▶ **Aim**
Tally the lines containing "have" and report the number alone.
begin Exercise materials
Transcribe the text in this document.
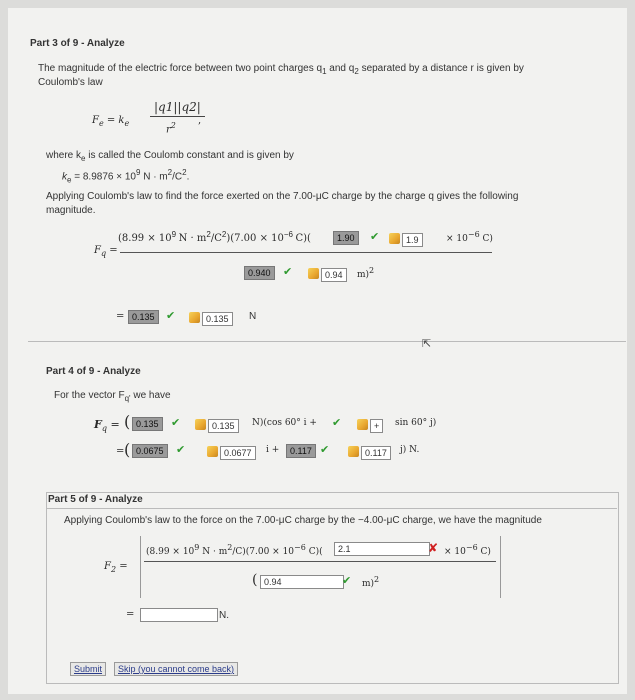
Part 3 of 9 - Analyze
The magnitude of the electric force between two point charges $q_1$ and $q_2$ separated by a distance r is given by
Coulomb's law
$F_e = k_e$
|q1||q2|
$r^2$ ,
where $k_e$ is called the Coulomb constant and is given by
$k_e = 8.9876 \times 10^9$ $N \cdot m^2/C^2$.
Applying Coulomb's law to find the force exerted on the 7.00-μC charge by the charge q gives the following
magnitude.
$F_q$ =
($8.99 \times 10^9$ $N \cdot m^2/C^2)(7.00 \times 10^{-6}$ C)(	1.90	✔	1.9	× $10^{-6}$ C)
0.940	✔	0.94	m)$^2$
= 0.135	✔	0.135	N
⇱
Part 4 of 9 - Analyze
For the vector $F_{q'}$ we have
$F_q$ = ( 0.135	✔	0.135	N)(cos 60° i + ✔	+	sin 60° j)
= ( 0.0675	✔	0.0677	i +	0.117 ✔	0.117	j) N.
Part 5 of 9 - Analyze
Applying Coulomb's law to the force on the 7.00-μC charge by the −4.00-μC charge, we have the magnitude
$F_2$ =
($8.99 \times 10^9$ $N \cdot m^2/C)(7.00 \times 10^{-6}$ C)(	2.1	✘ × $10^{-6}$ C)
( 0.94	✔ m)$^2$
=	N.
Submit	Skip (you cannot come back)
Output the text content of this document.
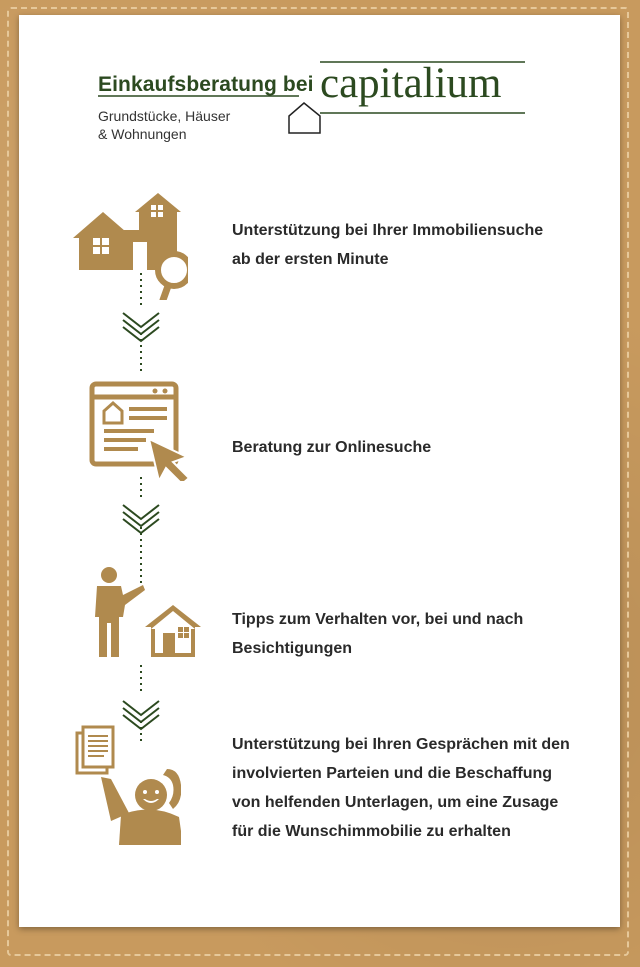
Einkaufsberatung bei capitalium
Grundstücke, Häuser
& Wohnungen
Unterstützung bei Ihrer Immobiliensuche
ab der ersten Minute
Beratung zur Onlinesuche
Tipps zum Verhalten vor, bei und nach
Besichtigungen
Unterstützung bei Ihren Gesprächen mit den
involvierten Parteien und die Beschaffung
von helfenden Unterlagen, um eine Zusage
für die Wunschimmobilie zu erhalten
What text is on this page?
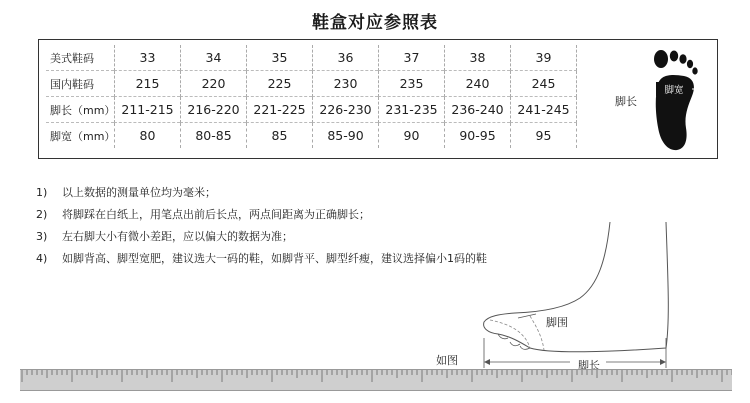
鞋盒对应参照表
美式鞋码	33	34	35	36	37	38	39
国内鞋码	215	220	225	230	235	240	245
脚长（mm）	211-215	216-220	221-225	226-230	231-235	236-240	241-245
脚宽（mm）	80	80-85	85	85-90	90	90-95	95
脚长
脚宽
1) 以上数据的测量单位均为毫米；
2) 将脚踩在白纸上，用笔点出前后长点，两点间距离为正确脚长；
3) 左右脚大小有微小差距，应以偏大的数据为准；
4) 如脚背高、脚型宽肥，建议选大一码的鞋，如脚背平、脚型纤瘦，建议选择偏小1码的鞋
脚围
脚长
如图
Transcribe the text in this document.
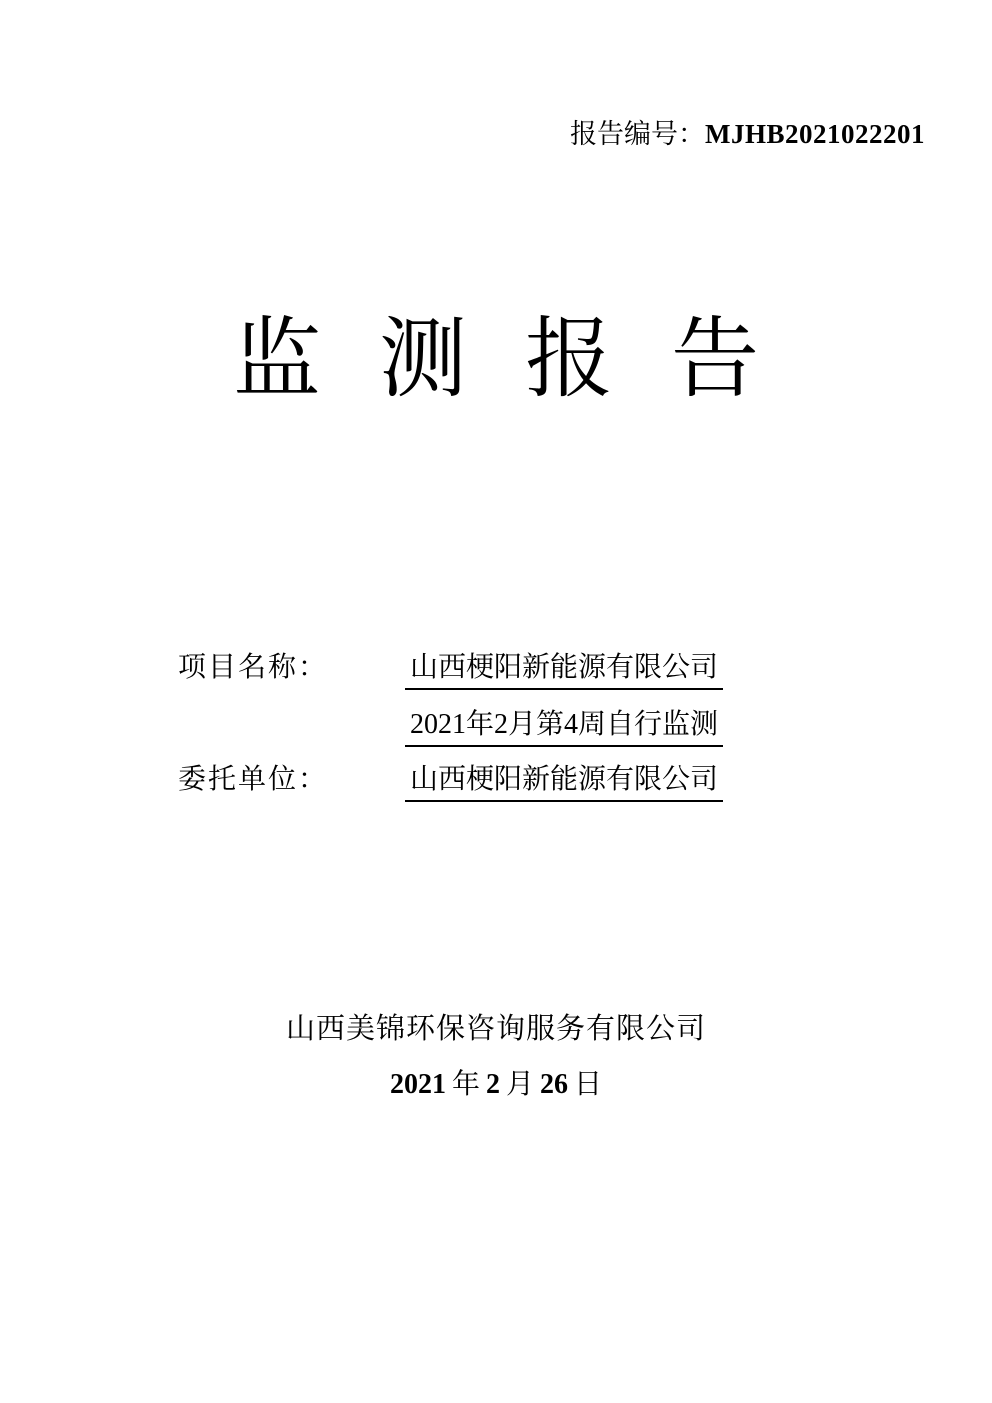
报告编号：MJHB2021022201
监测报告
项目名称：	山西梗阳新能源有限公司
2021年2月第4周自行监测
委托单位：	山西梗阳新能源有限公司
山西美锦环保咨询服务有限公司
2021 年 2 月 26 日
end Exercise materials
▶ **Task solution**
2